Dataset rows
###

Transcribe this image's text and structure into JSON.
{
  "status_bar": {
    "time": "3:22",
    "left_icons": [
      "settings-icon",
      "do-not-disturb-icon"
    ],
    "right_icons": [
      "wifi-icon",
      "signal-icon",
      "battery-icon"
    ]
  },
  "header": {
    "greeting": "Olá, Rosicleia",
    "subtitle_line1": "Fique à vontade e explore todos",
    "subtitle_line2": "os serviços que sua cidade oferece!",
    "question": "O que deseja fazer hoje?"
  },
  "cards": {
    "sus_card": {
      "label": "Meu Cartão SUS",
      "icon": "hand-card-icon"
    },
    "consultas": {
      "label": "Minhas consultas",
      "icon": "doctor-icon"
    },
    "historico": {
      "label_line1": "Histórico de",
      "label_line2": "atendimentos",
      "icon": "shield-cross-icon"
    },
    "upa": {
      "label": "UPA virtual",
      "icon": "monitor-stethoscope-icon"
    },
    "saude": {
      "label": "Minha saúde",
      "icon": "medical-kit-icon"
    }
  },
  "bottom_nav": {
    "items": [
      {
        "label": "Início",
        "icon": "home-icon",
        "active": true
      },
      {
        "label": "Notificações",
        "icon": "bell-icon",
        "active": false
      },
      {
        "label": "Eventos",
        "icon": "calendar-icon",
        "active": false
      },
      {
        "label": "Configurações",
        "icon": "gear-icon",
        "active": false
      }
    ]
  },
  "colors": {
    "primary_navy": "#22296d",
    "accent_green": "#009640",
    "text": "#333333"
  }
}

###

WHAT YOU SHOULD DO -
Quote all of the entries exactly as they appear.

EXPECTED OUTPUT -
Transcribe this image's text and structure into JSON.
{
  "status_bar": {
    "time": "3:22",
    "left_icons": [
      "settings-icon",
      "do-not-disturb-icon"
    ],
    "right_icons": [
      "wifi-icon",
      "signal-icon",
      "battery-icon"
    ]
  },
  "header": {
    "greeting": "Olá, Rosicleia",
    "subtitle_line1": "Fique à vontade e explore todos",
    "subtitle_line2": "os serviços que sua cidade oferece!",
    "question": "O que deseja fazer hoje?"
  },
  "cards": {
    "sus_card": {
      "label": "Meu Cartão SUS",
      "icon": "hand-card-icon"
    },
    "consultas": {
      "label": "Minhas consultas",
      "icon": "doctor-icon"
    },
    "historico": {
      "label_line1": "Histórico de",
      "label_line2": "atendimentos",
      "icon": "shield-cross-icon"
    },
    "upa": {
      "label": "UPA virtual",
      "icon": "monitor-stethoscope-icon"
    },
    "saude": {
      "label": "Minha saúde",
      "icon": "medical-kit-icon"
    }
  },
  "bottom_nav": {
    "items": [
      {
        "label": "Início",
        "icon": "home-icon",
        "active": true
      },
      {
        "label": "Notificações",
        "icon": "bell-icon",
        "active": false
      },
      {
        "label": "Eventos",
        "icon": "calendar-icon",
        "active": false
      },
      {
        "label": "Configurações",
        "icon": "gear-icon",
        "active": false
      }
    ]
  },
  "colors": {
    "primary_navy": "#22296d",
    "accent_green": "#009640",
    "text": "#333333"
  }
}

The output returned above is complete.